Please give the count of lines holding the string "były" and nothing besides.

** START Records for this exercise **

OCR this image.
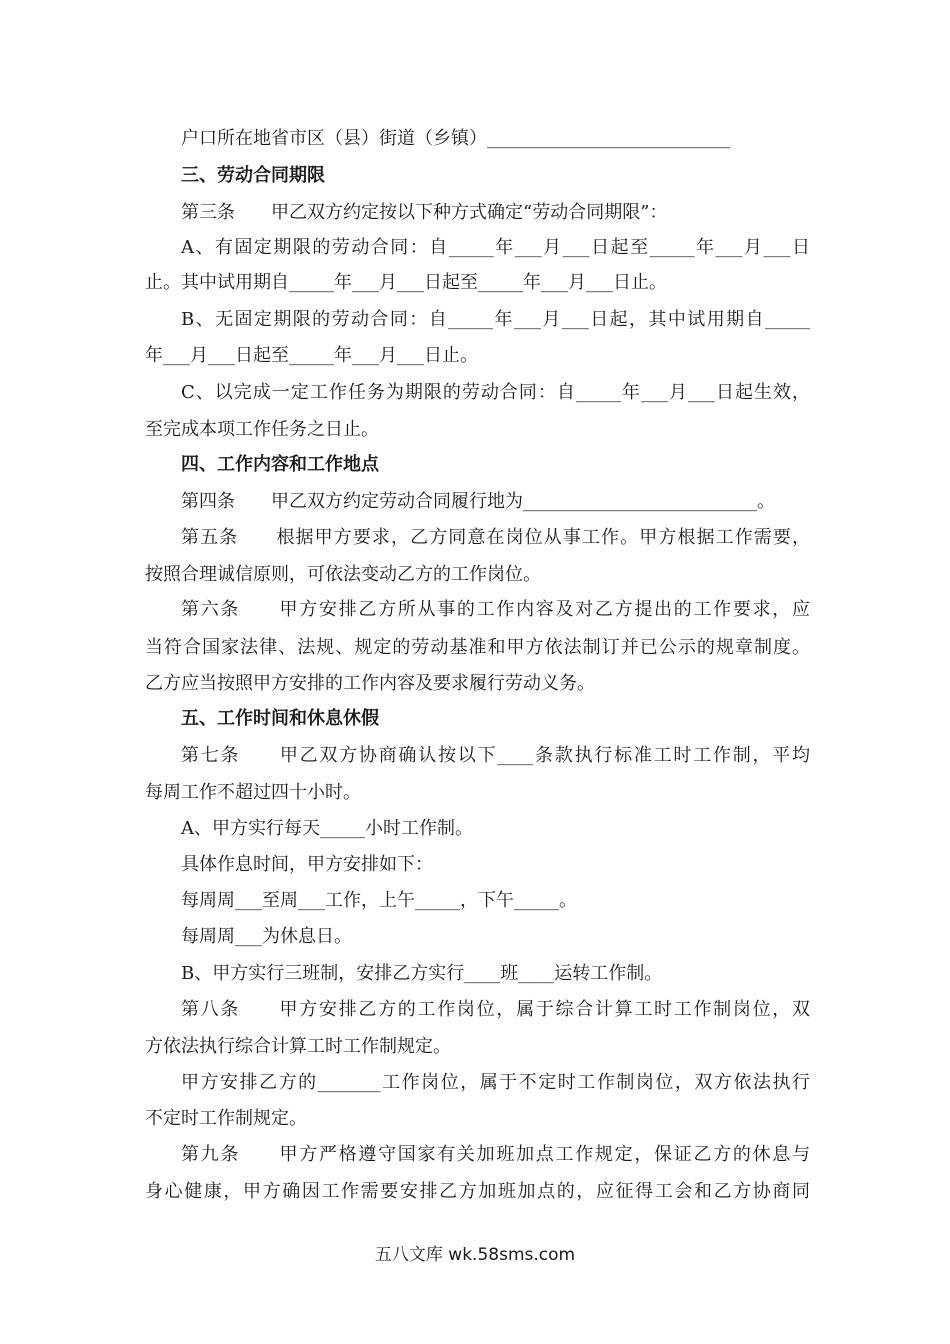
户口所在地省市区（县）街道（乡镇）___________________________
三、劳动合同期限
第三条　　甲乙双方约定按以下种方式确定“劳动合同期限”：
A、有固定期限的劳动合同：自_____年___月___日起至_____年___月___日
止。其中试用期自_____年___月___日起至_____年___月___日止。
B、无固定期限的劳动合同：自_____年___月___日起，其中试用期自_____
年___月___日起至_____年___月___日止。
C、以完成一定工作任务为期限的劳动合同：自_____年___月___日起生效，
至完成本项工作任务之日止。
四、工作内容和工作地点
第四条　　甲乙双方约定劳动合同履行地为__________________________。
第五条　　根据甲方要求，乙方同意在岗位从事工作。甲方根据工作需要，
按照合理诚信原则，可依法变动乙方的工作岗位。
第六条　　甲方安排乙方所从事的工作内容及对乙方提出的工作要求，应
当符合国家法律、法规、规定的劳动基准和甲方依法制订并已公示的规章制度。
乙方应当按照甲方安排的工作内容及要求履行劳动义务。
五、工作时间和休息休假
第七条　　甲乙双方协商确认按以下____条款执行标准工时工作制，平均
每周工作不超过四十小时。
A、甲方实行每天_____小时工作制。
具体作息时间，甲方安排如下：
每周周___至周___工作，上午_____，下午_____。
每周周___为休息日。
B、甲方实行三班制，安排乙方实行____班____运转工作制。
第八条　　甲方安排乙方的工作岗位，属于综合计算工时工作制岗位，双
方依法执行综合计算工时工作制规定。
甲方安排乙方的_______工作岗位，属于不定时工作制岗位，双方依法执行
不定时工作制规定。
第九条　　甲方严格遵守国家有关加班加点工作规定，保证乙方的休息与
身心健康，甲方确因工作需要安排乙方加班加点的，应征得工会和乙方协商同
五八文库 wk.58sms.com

** END Records for this exercise **
** START Records for this exercise **

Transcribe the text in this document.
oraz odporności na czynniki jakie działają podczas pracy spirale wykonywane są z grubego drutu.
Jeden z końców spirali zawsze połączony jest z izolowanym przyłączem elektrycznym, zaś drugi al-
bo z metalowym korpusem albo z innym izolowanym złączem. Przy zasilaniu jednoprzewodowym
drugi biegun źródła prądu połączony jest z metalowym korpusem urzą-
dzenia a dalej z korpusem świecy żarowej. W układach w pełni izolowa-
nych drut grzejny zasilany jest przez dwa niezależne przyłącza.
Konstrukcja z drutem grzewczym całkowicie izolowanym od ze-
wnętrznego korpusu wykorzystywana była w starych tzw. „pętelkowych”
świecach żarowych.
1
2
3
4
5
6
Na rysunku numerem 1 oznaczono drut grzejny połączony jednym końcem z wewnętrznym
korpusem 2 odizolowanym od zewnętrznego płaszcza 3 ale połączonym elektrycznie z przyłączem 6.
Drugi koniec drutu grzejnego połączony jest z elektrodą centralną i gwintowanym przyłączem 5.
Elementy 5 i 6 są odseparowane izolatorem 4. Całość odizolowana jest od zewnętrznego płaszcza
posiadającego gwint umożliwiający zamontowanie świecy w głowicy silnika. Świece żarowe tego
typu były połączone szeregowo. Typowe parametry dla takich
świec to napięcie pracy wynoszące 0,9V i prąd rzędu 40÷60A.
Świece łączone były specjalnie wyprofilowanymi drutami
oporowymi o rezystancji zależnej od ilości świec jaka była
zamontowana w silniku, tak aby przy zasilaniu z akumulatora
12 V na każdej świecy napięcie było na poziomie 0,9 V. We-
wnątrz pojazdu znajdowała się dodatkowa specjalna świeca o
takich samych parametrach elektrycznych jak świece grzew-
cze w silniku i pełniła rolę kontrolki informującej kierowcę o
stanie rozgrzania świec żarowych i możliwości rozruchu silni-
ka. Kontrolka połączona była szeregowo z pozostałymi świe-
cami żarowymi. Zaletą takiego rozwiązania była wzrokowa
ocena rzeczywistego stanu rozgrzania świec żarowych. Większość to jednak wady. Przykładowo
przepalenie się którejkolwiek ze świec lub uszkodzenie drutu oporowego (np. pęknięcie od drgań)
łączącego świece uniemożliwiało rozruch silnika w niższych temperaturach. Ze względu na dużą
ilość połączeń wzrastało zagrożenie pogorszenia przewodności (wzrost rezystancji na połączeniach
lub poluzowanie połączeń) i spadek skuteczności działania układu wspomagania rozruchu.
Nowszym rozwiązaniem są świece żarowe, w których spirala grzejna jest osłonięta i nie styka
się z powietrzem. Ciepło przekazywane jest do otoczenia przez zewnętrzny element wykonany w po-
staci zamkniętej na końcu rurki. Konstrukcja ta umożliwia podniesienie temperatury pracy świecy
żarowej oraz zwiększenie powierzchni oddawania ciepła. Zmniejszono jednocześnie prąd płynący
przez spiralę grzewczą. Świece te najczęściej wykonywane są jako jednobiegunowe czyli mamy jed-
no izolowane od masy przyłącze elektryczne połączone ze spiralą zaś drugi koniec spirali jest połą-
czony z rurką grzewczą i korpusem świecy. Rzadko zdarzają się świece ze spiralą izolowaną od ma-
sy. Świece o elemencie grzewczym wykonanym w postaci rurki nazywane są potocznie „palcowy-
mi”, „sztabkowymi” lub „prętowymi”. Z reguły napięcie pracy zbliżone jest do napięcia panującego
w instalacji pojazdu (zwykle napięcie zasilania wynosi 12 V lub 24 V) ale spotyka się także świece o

** END Records for this exercise **

Result for this task
2